# Start of Input records
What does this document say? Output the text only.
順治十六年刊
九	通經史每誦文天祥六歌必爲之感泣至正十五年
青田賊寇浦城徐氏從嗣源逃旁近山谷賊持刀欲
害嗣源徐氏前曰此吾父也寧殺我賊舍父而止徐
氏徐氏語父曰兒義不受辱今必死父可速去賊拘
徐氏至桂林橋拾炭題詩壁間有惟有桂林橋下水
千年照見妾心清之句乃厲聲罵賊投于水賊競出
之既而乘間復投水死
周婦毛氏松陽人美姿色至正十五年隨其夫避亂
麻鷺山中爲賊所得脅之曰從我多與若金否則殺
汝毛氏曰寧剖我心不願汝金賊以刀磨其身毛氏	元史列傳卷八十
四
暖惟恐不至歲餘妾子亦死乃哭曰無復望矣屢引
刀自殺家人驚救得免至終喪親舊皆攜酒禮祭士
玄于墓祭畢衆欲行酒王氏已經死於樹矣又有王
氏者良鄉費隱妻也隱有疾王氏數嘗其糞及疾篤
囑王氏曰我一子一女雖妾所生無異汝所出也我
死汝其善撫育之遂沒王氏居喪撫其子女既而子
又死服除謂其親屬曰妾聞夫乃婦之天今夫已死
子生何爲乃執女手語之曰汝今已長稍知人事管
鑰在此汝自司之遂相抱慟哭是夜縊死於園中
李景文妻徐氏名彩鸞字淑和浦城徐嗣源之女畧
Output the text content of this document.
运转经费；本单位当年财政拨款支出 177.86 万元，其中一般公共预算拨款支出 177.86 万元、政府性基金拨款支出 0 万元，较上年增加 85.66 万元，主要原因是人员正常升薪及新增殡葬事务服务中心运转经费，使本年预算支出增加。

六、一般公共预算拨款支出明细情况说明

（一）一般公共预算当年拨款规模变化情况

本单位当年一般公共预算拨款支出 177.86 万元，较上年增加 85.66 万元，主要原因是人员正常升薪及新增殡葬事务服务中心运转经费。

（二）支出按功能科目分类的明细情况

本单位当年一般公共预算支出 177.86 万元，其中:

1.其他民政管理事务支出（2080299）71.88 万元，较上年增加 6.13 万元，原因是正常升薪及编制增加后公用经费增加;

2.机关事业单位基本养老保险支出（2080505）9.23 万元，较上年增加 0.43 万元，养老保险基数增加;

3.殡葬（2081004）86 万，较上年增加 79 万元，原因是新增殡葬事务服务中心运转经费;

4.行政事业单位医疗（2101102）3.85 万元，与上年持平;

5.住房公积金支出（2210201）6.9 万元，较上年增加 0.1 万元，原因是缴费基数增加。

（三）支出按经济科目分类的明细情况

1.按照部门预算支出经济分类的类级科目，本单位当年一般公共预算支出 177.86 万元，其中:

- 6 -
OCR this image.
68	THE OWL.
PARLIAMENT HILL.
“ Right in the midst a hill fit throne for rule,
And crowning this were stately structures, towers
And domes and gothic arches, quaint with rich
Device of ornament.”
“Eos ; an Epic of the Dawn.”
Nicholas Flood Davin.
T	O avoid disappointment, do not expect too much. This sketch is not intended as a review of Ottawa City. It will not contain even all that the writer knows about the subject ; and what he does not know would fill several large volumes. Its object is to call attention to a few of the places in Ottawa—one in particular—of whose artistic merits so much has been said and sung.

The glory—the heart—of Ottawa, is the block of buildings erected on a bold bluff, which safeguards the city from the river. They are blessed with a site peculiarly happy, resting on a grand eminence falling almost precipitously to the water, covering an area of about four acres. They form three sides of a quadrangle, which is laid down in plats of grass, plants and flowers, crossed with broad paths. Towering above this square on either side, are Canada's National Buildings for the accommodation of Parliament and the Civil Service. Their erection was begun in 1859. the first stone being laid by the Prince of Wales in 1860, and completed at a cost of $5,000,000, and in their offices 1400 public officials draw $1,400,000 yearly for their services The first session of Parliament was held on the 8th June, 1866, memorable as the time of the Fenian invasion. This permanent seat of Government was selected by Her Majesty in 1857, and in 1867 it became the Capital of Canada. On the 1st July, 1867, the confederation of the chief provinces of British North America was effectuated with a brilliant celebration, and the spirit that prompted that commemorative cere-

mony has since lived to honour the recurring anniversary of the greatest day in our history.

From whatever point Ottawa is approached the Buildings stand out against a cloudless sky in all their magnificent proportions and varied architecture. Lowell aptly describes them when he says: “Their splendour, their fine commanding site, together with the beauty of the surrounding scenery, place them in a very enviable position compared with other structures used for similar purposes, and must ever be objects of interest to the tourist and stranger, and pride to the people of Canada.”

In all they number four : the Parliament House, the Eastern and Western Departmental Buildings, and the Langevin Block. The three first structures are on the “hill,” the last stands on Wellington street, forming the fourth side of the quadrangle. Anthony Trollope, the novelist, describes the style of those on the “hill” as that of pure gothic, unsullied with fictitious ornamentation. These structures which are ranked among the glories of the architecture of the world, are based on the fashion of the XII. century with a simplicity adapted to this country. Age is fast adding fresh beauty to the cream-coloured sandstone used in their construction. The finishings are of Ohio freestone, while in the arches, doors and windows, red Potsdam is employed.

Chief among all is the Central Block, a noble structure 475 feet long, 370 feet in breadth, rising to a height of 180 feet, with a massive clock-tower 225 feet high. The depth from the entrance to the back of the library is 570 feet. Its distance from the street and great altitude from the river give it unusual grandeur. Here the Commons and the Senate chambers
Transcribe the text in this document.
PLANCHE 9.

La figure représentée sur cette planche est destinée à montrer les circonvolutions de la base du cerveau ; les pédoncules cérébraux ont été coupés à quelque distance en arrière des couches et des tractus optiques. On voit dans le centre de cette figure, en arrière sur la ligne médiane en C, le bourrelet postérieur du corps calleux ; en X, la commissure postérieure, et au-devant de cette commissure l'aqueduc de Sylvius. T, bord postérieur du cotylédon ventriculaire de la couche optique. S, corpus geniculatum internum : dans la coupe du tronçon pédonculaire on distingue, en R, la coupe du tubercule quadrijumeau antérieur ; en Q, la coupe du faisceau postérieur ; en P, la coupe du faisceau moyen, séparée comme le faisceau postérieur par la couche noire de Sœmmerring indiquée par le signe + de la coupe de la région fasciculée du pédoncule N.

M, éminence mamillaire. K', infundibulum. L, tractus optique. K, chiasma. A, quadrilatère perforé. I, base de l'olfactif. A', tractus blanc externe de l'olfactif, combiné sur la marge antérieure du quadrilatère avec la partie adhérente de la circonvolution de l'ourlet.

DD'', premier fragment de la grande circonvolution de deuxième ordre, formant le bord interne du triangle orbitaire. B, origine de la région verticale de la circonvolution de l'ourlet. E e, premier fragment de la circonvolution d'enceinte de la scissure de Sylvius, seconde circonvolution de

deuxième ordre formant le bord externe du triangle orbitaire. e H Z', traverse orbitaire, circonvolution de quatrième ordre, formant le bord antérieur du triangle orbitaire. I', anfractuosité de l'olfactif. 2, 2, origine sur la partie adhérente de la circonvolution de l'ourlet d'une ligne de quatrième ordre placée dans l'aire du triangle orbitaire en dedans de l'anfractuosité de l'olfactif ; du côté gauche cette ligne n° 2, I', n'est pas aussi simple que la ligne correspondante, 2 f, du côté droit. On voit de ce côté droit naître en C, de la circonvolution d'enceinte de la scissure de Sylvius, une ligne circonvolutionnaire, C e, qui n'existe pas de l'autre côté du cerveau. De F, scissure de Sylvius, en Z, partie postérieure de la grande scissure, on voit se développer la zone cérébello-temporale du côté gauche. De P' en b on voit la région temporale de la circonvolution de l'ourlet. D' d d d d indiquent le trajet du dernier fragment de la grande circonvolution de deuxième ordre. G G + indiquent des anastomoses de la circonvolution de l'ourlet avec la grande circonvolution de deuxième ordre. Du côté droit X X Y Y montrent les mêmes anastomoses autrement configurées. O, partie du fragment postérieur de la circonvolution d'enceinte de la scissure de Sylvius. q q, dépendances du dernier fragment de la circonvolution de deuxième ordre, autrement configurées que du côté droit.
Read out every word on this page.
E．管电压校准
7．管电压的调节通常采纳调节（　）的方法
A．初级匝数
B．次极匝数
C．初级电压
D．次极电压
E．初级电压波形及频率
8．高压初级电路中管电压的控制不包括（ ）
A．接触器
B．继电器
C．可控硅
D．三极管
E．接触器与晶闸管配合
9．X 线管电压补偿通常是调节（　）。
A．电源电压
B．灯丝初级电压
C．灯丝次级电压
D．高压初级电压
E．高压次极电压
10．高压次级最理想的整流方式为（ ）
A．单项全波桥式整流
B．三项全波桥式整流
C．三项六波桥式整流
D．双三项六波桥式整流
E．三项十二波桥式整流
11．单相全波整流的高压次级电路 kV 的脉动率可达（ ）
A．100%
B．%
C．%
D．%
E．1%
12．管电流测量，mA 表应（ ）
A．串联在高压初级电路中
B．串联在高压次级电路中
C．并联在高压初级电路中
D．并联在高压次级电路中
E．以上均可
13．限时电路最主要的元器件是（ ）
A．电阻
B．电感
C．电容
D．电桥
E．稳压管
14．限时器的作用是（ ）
# End of Input records
* Task to carry out
In the records above, locate the line that contains "Read out every word on this page.". Repeat it and every line after it, exactly, and nothing else.

* Exercise result
Read out every word on this page.
E．管电压校准
7．管电压的调节通常采纳调节（　）的方法
A．初级匝数
B．次极匝数
C．初级电压
D．次极电压
E．初级电压波形及频率
8．高压初级电路中管电压的控制不包括（ ）
A．接触器
B．继电器
C．可控硅
D．三极管
E．接触器与晶闸管配合
9．X 线管电压补偿通常是调节（　）。
A．电源电压
B．灯丝初级电压
C．灯丝次级电压
D．高压初级电压
E．高压次极电压
10．高压次级最理想的整流方式为（ ）
A．单项全波桥式整流
B．三项全波桥式整流
C．三项六波桥式整流
D．双三项六波桥式整流
E．三项十二波桥式整流
11．单相全波整流的高压次级电路 kV 的脉动率可达（ ）
A．100%
B．%
C．%
D．%
E．1%
12．管电流测量，mA 表应（ ）
A．串联在高压初级电路中
B．串联在高压次级电路中
C．并联在高压初级电路中
D．并联在高压次级电路中
E．以上均可
13．限时电路最主要的元器件是（ ）
A．电阻
B．电感
C．电容
D．电桥
E．稳压管
14．限时器的作用是（ ）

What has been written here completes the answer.